-- BEGIN Records shown --
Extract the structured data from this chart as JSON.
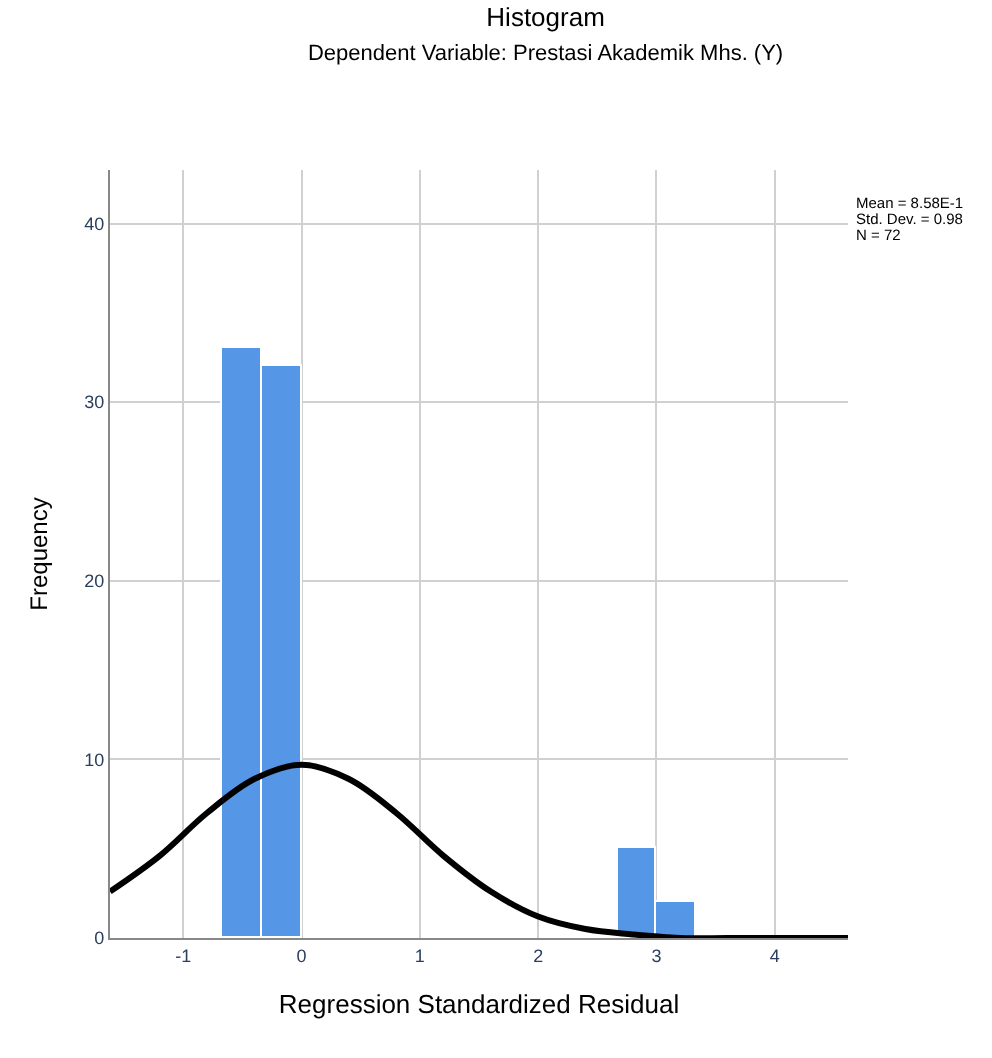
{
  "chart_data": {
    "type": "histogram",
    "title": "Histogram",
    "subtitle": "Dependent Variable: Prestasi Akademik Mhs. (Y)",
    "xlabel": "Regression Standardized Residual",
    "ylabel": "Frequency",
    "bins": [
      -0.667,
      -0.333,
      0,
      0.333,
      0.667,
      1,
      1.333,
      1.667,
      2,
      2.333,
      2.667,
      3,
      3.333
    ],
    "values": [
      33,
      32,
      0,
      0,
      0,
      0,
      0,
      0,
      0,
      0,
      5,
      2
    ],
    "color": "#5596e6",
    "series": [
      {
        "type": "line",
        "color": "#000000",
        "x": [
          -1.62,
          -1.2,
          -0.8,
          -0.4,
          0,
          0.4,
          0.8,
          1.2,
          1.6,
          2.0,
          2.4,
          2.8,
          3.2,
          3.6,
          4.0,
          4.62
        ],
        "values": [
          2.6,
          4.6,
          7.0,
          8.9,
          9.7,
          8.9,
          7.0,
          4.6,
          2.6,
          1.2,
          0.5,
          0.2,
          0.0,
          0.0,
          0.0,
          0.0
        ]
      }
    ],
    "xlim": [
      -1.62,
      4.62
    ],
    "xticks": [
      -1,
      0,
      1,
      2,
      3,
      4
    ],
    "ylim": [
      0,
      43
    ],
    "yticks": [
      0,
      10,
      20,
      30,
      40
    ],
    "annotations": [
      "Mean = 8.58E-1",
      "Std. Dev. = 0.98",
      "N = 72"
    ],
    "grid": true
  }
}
-- END Records shown --
-- BEGIN Records shown --
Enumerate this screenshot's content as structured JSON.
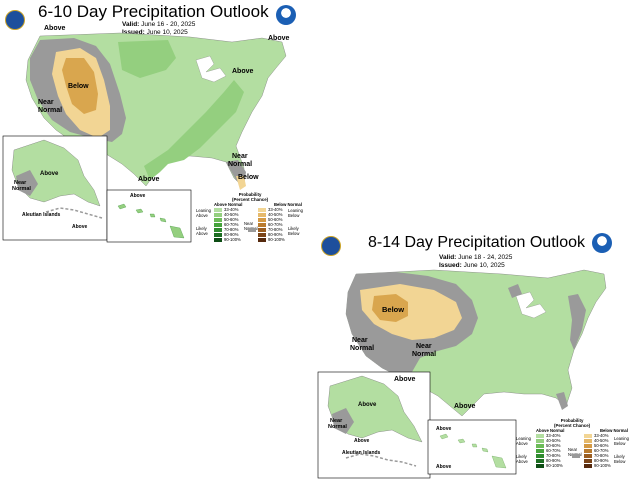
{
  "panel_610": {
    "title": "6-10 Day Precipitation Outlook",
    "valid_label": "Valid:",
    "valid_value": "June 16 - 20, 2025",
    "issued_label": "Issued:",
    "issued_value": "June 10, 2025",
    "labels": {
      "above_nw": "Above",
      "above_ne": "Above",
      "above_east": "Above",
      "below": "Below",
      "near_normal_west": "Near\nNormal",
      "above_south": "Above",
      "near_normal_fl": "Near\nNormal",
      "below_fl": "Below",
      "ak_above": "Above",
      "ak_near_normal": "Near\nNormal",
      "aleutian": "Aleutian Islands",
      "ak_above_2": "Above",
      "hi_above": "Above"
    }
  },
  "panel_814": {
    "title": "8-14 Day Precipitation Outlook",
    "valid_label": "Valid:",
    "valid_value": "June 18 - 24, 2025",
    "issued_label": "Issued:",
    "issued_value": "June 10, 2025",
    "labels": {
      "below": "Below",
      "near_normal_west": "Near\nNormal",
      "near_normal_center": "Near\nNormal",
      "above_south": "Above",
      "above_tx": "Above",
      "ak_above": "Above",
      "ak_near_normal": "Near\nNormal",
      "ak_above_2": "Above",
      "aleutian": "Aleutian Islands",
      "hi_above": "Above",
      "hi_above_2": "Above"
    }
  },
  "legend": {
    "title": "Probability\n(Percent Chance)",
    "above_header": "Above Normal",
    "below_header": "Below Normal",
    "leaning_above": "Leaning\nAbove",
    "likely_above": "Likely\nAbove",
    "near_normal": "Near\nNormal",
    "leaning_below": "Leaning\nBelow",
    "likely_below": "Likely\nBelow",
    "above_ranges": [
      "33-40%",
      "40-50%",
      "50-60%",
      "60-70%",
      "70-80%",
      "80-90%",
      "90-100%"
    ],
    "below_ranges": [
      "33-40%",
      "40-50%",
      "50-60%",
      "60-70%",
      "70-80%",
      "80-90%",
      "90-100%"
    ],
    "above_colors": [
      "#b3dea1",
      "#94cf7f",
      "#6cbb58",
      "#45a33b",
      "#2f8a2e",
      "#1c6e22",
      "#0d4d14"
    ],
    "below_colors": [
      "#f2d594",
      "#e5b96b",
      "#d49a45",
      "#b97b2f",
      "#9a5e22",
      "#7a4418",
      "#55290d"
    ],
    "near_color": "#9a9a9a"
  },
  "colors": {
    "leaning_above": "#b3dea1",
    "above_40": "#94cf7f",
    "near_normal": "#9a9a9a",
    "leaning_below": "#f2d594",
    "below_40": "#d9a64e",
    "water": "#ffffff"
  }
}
-- END Records shown --
» Written request: Gather all lines of the records that include the word "Outlook".

» Answer below:
    "title": "6-10 Day Precipitation Outlook",
    "title": "8-14 Day Precipitation Outlook",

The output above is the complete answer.